Written request:
Go through the entries below and write each one out exactly.

>> Start Source data

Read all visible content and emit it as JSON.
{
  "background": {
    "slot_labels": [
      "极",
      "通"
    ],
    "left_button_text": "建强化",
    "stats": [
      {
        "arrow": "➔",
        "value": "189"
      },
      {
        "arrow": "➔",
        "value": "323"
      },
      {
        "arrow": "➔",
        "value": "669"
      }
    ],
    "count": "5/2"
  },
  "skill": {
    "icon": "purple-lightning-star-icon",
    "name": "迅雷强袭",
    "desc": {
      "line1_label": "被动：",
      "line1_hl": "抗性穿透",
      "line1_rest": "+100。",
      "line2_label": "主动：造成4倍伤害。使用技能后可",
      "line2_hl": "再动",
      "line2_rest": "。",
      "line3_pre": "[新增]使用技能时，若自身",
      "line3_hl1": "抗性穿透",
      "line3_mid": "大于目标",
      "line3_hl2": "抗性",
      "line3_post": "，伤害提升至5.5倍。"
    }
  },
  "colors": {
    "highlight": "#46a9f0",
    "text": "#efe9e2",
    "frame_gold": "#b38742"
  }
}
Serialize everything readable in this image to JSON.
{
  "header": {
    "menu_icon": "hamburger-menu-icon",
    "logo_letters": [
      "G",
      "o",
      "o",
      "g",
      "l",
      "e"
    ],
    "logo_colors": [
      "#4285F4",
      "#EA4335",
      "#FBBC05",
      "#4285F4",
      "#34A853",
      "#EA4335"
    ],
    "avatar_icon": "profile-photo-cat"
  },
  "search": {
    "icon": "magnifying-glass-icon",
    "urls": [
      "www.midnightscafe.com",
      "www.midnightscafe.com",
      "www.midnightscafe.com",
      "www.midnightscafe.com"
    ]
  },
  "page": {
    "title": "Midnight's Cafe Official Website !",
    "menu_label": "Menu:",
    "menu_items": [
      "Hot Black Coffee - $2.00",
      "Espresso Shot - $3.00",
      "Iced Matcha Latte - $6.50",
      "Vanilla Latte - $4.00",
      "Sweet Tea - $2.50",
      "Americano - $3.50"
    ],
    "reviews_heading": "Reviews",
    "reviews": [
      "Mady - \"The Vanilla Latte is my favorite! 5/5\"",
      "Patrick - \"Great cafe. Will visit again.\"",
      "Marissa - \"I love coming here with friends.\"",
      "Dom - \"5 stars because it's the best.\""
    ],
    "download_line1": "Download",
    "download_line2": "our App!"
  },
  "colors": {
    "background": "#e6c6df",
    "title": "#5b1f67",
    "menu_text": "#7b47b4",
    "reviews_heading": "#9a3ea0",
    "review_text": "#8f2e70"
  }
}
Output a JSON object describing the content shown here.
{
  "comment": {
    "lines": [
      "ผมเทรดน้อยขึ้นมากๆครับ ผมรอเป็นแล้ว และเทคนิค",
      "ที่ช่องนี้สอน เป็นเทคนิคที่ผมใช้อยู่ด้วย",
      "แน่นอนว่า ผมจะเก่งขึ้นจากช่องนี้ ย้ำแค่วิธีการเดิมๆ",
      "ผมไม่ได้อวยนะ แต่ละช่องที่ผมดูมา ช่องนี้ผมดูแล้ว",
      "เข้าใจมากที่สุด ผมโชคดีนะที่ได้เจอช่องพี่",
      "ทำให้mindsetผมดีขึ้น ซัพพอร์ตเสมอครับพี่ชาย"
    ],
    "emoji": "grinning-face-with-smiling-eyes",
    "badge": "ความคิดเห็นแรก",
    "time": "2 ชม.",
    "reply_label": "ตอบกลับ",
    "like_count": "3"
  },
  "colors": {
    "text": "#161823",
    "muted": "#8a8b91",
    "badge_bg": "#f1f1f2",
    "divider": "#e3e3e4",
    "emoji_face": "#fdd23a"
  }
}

>> End Source data

Written answer:
Read all visible content and emit it as JSON.
{
  "background": {
    "slot_labels": [
      "极",
      "通"
    ],
    "left_button_text": "建强化",
    "stats": [
      {
        "arrow": "➔",
        "value": "189"
      },
      {
        "arrow": "➔",
        "value": "323"
      },
      {
        "arrow": "➔",
        "value": "669"
      }
    ],
    "count": "5/2"
  },
  "skill": {
    "icon": "purple-lightning-star-icon",
    "name": "迅雷强袭",
    "desc": {
      "line1_label": "被动：",
      "line1_hl": "抗性穿透",
      "line1_rest": "+100。",
      "line2_label": "主动：造成4倍伤害。使用技能后可",
      "line2_hl": "再动",
      "line2_rest": "。",
      "line3_pre": "[新增]使用技能时，若自身",
      "line3_hl1": "抗性穿透",
      "line3_mid": "大于目标",
      "line3_hl2": "抗性",
      "line3_post": "，伤害提升至5.5倍。"
    }
  },
  "colors": {
    "highlight": "#46a9f0",
    "text": "#efe9e2",
    "frame_gold": "#b38742"
  }
}
Serialize everything readable in this image to JSON.
{
  "header": {
    "menu_icon": "hamburger-menu-icon",
    "logo_letters": [
      "G",
      "o",
      "o",
      "g",
      "l",
      "e"
    ],
    "logo_colors": [
      "#4285F4",
      "#EA4335",
      "#FBBC05",
      "#4285F4",
      "#34A853",
      "#EA4335"
    ],
    "avatar_icon": "profile-photo-cat"
  },
  "search": {
    "icon": "magnifying-glass-icon",
    "urls": [
      "www.midnightscafe.com",
      "www.midnightscafe.com",
      "www.midnightscafe.com",
      "www.midnightscafe.com"
    ]
  },
  "page": {
    "title": "Midnight's Cafe Official Website !",
    "menu_label": "Menu:",
    "menu_items": [
      "Hot Black Coffee - $2.00",
      "Espresso Shot - $3.00",
      "Iced Matcha Latte - $6.50",
      "Vanilla Latte - $4.00",
      "Sweet Tea - $2.50",
      "Americano - $3.50"
    ],
    "reviews_heading": "Reviews",
    "reviews": [
      "Mady - \"The Vanilla Latte is my favorite! 5/5\"",
      "Patrick - \"Great cafe. Will visit again.\"",
      "Marissa - \"I love coming here with friends.\"",
      "Dom - \"5 stars because it's the best.\""
    ],
    "download_line1": "Download",
    "download_line2": "our App!"
  },
  "colors": {
    "background": "#e6c6df",
    "title": "#5b1f67",
    "menu_text": "#7b47b4",
    "reviews_heading": "#9a3ea0",
    "review_text": "#8f2e70"
  }
}
Output a JSON object describing the content shown here.
{
  "comment": {
    "lines": [
      "ผมเทรดน้อยขึ้นมากๆครับ ผมรอเป็นแล้ว และเทคนิค",
      "ที่ช่องนี้สอน เป็นเทคนิคที่ผมใช้อยู่ด้วย",
      "แน่นอนว่า ผมจะเก่งขึ้นจากช่องนี้ ย้ำแค่วิธีการเดิมๆ",
      "ผมไม่ได้อวยนะ แต่ละช่องที่ผมดูมา ช่องนี้ผมดูแล้ว",
      "เข้าใจมากที่สุด ผมโชคดีนะที่ได้เจอช่องพี่",
      "ทำให้mindsetผมดีขึ้น ซัพพอร์ตเสมอครับพี่ชาย"
    ],
    "emoji": "grinning-face-with-smiling-eyes",
    "badge": "ความคิดเห็นแรก",
    "time": "2 ชม.",
    "reply_label": "ตอบกลับ",
    "like_count": "3"
  },
  "colors": {
    "text": "#161823",
    "muted": "#8a8b91",
    "badge_bg": "#f1f1f2",
    "divider": "#e3e3e4",
    "emoji_face": "#fdd23a"
  }
}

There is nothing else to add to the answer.